## Problem to work on
Give back the entire listing verbatim.

## Supplied material
•••

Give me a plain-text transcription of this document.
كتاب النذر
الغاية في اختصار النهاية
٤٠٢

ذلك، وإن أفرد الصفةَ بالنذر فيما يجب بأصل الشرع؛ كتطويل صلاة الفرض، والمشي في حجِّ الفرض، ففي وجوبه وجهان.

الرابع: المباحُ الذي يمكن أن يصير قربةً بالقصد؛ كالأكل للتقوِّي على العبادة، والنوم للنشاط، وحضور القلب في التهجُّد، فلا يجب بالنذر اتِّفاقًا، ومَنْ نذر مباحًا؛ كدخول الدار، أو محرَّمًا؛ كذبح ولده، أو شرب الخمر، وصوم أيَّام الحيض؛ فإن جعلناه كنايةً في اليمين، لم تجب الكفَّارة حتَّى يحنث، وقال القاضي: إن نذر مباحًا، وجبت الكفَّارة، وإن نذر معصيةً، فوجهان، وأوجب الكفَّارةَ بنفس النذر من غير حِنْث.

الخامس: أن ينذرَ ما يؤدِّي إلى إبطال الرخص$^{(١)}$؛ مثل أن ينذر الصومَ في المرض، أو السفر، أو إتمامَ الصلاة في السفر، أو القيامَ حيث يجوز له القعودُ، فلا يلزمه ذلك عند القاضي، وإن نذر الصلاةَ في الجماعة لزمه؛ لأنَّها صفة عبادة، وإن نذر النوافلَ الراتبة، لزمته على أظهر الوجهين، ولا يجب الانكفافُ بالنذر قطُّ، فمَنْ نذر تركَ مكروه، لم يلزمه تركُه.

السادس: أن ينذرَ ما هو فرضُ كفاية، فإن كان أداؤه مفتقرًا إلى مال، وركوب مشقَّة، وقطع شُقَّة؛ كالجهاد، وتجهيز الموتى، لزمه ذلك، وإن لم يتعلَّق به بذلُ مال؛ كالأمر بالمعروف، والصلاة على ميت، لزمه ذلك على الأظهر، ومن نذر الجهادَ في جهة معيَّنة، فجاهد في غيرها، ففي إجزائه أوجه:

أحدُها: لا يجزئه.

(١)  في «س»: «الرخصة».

•••

## Result of the exercise
Give me a plain-text transcription of this document.
كتاب النذر
الغاية في اختصار النهاية
٤٠٢

ذلك، وإن أفرد الصفةَ بالنذر فيما يجب بأصل الشرع؛ كتطويل صلاة الفرض، والمشي في حجِّ الفرض، ففي وجوبه وجهان.

الرابع: المباحُ الذي يمكن أن يصير قربةً بالقصد؛ كالأكل للتقوِّي على العبادة، والنوم للنشاط، وحضور القلب في التهجُّد، فلا يجب بالنذر اتِّفاقًا، ومَنْ نذر مباحًا؛ كدخول الدار، أو محرَّمًا؛ كذبح ولده، أو شرب الخمر، وصوم أيَّام الحيض؛ فإن جعلناه كنايةً في اليمين، لم تجب الكفَّارة حتَّى يحنث، وقال القاضي: إن نذر مباحًا، وجبت الكفَّارة، وإن نذر معصيةً، فوجهان، وأوجب الكفَّارةَ بنفس النذر من غير حِنْث.

الخامس: أن ينذرَ ما يؤدِّي إلى إبطال الرخص$^{(١)}$؛ مثل أن ينذر الصومَ في المرض، أو السفر، أو إتمامَ الصلاة في السفر، أو القيامَ حيث يجوز له القعودُ، فلا يلزمه ذلك عند القاضي، وإن نذر الصلاةَ في الجماعة لزمه؛ لأنَّها صفة عبادة، وإن نذر النوافلَ الراتبة، لزمته على أظهر الوجهين، ولا يجب الانكفافُ بالنذر قطُّ، فمَنْ نذر تركَ مكروه، لم يلزمه تركُه.

السادس: أن ينذرَ ما هو فرضُ كفاية، فإن كان أداؤه مفتقرًا إلى مال، وركوب مشقَّة، وقطع شُقَّة؛ كالجهاد، وتجهيز الموتى، لزمه ذلك، وإن لم يتعلَّق به بذلُ مال؛ كالأمر بالمعروف، والصلاة على ميت، لزمه ذلك على الأظهر، ومن نذر الجهادَ في جهة معيَّنة، فجاهد في غيرها، ففي إجزائه أوجه:

أحدُها: لا يجزئه.

(١)  في «س»: «الرخصة».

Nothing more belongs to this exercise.